● EXERCISE BRIEF
Filter the data for lines with the word "Елена", then copy every line so identified.

● EXTRACTED ENTRIES
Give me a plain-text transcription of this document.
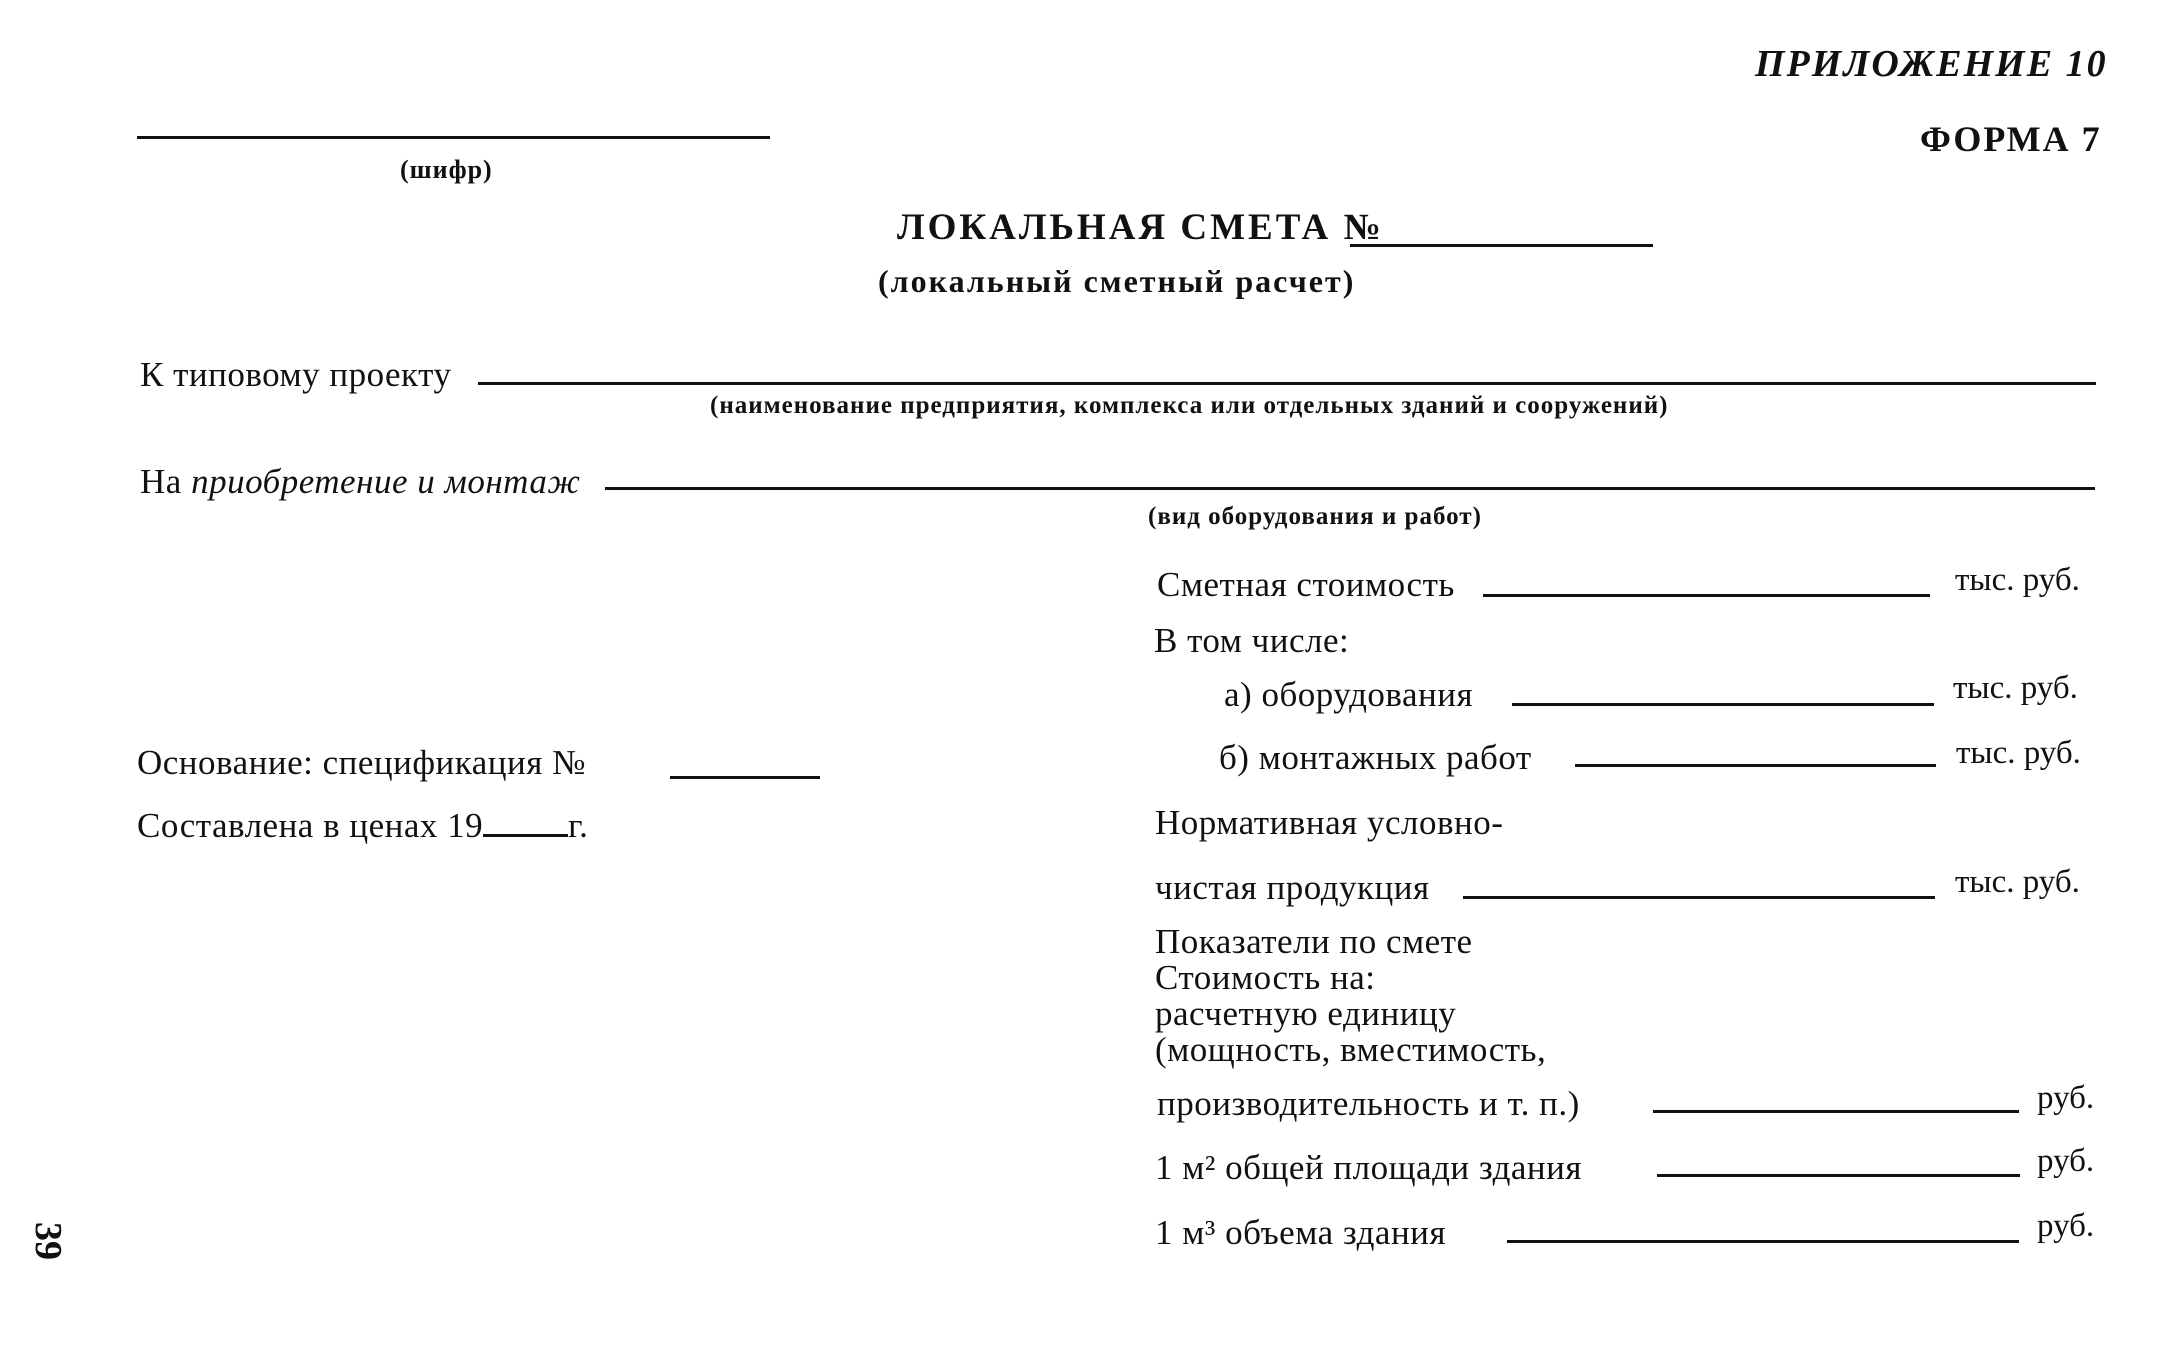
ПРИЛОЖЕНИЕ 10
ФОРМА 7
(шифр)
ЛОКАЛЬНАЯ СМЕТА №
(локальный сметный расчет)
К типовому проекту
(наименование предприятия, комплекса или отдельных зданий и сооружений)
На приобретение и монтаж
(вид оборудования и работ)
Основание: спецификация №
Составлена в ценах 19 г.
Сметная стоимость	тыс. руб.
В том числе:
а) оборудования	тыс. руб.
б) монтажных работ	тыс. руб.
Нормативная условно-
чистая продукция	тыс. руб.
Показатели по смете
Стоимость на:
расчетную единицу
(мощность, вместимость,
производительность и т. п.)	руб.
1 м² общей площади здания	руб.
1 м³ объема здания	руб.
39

* * *

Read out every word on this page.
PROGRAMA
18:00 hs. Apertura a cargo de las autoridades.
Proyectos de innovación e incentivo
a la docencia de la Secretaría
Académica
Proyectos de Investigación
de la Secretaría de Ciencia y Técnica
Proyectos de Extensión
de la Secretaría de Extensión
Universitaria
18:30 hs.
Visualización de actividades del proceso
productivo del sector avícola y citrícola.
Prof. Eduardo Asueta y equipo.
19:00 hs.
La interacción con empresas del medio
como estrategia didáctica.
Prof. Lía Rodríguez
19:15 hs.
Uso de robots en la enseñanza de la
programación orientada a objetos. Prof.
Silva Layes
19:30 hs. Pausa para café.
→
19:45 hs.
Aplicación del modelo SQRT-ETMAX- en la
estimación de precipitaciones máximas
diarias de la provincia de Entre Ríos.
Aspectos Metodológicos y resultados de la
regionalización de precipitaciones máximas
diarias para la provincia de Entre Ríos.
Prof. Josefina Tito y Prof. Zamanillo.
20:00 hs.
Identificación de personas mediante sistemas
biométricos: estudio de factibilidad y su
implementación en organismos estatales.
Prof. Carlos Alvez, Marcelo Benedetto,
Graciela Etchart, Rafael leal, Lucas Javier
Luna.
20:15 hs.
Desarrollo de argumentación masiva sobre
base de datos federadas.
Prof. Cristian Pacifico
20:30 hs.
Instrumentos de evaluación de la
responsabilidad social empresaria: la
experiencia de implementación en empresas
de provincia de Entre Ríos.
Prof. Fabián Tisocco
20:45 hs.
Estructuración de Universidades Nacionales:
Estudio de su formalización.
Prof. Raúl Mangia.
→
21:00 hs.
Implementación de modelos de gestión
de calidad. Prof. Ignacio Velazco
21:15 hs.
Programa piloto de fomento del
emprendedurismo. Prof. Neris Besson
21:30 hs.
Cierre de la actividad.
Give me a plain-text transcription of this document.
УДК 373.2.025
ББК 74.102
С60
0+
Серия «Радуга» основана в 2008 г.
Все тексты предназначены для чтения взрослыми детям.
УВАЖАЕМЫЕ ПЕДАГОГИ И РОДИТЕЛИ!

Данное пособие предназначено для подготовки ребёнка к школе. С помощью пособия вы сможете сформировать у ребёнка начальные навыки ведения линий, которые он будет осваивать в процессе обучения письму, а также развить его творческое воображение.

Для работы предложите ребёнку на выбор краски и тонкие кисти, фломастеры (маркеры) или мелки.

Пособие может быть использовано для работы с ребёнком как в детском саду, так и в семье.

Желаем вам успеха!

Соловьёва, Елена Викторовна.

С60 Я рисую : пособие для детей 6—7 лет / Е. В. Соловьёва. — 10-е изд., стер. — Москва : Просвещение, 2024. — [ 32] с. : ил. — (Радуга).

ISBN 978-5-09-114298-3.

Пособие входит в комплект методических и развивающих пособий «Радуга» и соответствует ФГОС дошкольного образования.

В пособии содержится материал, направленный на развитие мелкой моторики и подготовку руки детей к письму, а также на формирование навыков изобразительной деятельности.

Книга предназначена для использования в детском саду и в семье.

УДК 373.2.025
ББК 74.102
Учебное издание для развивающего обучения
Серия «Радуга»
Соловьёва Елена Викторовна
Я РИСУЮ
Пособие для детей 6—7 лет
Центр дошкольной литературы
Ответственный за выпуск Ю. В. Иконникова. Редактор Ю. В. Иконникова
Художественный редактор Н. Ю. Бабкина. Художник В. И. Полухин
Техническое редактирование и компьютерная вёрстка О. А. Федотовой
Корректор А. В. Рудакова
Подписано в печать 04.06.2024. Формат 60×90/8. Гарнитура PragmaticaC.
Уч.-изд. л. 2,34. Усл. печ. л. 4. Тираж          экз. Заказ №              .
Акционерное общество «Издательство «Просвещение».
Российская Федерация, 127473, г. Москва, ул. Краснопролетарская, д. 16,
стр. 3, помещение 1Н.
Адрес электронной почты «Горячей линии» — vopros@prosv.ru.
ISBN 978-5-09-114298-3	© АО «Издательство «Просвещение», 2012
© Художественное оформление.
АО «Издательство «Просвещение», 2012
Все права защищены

● WRITTEN ANSWER
Соловьёва, Елена Викторовна.
Соловьёва Елена Викторовна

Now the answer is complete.